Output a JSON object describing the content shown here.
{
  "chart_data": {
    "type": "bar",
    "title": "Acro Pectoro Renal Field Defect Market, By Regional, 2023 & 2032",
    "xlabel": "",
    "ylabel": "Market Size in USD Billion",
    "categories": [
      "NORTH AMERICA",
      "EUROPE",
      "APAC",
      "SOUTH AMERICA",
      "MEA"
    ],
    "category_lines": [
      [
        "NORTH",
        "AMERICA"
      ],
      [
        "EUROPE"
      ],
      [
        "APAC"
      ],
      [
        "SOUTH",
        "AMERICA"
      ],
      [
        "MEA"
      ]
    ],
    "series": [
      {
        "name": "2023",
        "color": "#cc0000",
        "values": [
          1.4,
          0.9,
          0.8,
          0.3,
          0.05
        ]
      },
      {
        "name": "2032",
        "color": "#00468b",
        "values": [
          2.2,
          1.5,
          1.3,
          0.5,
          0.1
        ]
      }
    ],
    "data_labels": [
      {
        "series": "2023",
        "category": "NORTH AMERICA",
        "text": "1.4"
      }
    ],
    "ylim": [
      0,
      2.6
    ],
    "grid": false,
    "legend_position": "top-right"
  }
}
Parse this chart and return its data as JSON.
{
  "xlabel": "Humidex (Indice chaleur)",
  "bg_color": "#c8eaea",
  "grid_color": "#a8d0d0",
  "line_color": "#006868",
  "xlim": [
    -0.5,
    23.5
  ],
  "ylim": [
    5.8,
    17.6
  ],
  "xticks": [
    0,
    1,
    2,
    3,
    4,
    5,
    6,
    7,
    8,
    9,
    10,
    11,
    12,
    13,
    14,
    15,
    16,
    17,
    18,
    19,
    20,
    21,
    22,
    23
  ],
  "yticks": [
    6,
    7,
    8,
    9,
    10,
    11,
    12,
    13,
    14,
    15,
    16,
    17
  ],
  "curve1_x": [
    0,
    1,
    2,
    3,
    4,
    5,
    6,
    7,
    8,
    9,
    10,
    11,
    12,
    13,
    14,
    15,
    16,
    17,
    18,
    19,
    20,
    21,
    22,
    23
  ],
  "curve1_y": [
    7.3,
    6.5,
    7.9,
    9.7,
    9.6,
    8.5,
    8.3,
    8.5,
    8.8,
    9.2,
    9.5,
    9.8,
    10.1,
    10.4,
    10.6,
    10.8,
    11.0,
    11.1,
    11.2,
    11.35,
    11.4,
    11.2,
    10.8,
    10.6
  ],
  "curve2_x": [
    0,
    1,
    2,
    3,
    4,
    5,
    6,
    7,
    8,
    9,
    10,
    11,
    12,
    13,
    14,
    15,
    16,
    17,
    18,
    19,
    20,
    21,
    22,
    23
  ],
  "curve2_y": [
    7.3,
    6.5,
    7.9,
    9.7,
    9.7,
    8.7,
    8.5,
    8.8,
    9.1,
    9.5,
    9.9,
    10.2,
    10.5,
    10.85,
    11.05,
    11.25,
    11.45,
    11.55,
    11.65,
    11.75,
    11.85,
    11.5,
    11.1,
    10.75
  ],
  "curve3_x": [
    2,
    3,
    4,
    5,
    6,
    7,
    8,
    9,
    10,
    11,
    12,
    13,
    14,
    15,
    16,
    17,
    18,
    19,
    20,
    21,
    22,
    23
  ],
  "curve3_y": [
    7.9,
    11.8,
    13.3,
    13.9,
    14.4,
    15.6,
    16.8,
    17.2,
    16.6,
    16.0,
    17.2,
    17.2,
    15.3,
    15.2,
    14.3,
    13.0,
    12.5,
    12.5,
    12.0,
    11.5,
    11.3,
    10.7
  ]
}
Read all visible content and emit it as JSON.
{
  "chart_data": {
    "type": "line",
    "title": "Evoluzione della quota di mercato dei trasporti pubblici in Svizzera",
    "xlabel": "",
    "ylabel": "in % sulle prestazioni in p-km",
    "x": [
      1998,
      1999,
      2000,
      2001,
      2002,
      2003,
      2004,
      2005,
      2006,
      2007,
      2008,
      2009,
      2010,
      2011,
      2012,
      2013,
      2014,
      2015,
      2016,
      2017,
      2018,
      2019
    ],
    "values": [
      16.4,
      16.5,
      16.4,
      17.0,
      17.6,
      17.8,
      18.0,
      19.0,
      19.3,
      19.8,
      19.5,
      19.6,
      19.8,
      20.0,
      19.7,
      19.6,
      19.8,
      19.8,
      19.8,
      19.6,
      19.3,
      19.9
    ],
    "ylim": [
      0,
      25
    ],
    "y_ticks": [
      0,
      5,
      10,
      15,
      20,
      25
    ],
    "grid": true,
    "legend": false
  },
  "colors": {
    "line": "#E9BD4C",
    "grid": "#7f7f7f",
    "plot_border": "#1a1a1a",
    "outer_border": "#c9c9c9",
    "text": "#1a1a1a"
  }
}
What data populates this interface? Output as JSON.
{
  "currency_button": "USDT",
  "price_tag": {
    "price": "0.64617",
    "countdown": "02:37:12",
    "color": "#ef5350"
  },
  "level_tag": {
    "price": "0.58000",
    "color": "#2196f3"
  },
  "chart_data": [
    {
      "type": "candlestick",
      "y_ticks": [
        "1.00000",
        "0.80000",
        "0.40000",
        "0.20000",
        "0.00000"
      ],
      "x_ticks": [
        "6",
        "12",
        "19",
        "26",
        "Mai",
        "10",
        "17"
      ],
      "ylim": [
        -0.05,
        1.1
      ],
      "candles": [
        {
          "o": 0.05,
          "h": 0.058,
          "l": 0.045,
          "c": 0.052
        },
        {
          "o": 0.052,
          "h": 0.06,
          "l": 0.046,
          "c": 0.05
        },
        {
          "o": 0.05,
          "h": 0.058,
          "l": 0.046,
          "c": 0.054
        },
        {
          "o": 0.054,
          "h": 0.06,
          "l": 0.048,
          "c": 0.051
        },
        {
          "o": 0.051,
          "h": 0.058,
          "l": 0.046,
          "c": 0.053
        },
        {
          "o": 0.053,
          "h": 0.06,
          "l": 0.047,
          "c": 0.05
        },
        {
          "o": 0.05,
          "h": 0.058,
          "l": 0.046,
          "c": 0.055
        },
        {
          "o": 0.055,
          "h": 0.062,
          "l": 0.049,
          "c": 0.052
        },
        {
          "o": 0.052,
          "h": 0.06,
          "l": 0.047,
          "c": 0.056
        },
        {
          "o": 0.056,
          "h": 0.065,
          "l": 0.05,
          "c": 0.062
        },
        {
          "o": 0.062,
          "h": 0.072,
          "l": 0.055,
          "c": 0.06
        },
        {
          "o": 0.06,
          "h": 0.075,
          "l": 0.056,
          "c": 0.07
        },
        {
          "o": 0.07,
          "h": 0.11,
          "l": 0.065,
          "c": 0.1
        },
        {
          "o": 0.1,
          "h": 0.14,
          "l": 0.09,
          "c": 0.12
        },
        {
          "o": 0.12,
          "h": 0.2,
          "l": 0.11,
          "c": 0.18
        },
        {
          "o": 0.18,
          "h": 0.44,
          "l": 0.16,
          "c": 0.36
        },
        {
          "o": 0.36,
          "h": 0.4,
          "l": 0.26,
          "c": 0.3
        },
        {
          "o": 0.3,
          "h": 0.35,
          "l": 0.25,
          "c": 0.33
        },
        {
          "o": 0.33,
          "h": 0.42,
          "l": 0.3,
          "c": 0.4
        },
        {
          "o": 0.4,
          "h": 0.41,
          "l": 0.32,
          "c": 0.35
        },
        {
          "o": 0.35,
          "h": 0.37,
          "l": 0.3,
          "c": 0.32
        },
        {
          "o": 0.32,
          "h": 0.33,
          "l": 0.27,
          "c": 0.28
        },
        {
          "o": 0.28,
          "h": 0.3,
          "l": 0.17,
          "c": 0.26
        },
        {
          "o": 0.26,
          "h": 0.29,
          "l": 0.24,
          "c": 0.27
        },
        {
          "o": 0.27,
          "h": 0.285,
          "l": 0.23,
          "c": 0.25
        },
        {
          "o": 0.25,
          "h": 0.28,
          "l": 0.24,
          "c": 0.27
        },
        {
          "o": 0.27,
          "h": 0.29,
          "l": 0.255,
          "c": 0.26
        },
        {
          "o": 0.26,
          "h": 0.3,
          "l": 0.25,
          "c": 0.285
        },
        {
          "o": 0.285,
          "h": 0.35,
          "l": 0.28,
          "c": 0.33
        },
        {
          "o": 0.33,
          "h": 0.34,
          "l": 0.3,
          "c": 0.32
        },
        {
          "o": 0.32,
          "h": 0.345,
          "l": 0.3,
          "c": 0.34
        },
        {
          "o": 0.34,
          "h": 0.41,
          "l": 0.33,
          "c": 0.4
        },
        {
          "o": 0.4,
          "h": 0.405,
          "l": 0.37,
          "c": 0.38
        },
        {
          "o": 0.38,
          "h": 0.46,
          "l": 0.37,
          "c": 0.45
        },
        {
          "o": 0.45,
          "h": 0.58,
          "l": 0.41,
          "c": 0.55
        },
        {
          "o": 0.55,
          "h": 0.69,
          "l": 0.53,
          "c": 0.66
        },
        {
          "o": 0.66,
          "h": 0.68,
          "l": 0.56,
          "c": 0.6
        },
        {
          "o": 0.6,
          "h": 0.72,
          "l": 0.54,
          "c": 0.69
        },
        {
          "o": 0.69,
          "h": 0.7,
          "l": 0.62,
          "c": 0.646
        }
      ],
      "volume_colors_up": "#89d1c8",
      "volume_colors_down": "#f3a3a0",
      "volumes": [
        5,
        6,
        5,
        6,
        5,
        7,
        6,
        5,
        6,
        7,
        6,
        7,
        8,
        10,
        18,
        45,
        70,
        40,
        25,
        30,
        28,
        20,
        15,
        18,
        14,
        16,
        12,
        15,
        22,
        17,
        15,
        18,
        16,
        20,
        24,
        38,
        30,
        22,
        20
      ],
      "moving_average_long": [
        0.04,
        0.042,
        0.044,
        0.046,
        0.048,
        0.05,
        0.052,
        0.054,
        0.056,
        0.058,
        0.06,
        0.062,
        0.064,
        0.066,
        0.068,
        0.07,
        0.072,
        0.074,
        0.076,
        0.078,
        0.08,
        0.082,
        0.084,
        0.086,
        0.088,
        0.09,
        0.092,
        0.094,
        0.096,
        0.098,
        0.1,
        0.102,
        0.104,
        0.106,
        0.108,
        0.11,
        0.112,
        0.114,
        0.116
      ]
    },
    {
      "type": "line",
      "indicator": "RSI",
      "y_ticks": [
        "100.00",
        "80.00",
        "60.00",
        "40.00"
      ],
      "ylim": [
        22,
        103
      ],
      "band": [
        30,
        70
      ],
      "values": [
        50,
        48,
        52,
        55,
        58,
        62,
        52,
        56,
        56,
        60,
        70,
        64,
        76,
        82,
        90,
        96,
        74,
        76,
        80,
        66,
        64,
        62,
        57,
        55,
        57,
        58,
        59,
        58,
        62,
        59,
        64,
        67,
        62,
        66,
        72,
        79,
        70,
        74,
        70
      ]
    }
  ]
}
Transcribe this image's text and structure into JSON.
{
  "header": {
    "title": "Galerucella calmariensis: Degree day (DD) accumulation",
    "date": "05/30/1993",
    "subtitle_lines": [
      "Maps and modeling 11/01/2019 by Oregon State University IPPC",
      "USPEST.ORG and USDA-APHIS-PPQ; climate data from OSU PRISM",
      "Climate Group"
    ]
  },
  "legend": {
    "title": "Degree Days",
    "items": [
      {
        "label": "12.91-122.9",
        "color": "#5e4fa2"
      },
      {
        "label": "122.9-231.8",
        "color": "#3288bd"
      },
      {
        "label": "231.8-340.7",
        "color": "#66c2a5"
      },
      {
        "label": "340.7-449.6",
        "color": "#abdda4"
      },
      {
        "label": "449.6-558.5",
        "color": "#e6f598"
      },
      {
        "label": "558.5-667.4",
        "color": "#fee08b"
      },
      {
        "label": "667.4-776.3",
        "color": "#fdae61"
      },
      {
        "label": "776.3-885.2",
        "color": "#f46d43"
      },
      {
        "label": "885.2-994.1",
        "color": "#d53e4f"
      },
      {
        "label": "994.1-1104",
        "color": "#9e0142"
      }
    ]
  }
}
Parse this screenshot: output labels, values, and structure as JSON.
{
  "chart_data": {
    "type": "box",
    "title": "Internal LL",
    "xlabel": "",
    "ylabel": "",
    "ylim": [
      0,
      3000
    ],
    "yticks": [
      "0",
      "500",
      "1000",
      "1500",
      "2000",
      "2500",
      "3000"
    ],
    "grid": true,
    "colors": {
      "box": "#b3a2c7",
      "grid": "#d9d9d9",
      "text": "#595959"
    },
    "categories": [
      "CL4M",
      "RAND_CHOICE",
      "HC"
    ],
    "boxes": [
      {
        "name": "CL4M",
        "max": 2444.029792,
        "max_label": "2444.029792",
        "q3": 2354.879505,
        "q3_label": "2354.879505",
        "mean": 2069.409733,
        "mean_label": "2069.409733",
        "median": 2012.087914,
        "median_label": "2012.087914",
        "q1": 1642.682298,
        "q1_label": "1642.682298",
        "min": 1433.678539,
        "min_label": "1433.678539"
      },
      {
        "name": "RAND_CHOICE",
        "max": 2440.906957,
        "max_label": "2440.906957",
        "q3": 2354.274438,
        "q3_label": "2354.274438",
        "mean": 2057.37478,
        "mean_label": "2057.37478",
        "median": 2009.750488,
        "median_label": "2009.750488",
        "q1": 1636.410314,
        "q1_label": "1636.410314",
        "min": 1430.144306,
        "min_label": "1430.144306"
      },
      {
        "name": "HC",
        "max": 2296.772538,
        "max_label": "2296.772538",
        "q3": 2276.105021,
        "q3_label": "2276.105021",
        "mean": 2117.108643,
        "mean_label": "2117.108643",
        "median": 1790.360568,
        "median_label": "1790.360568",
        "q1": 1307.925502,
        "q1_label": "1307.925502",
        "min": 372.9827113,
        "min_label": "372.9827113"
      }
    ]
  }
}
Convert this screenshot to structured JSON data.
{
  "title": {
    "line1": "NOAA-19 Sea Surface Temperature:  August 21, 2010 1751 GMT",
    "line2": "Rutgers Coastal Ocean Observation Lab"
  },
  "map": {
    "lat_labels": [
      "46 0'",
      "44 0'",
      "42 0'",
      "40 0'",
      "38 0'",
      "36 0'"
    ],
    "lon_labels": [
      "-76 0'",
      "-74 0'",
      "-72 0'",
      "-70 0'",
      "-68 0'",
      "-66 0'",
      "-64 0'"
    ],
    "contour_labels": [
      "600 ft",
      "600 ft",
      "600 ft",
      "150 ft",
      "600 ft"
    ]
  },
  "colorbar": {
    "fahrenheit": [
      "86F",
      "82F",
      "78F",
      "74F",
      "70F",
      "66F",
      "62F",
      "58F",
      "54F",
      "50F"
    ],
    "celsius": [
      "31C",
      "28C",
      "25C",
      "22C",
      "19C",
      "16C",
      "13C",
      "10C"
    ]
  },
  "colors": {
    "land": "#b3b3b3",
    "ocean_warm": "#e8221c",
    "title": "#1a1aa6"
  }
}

• • • •

* _Work to do_: State how many lines of the records above contain the word "Degree", and give only that number.

* _The result_: 2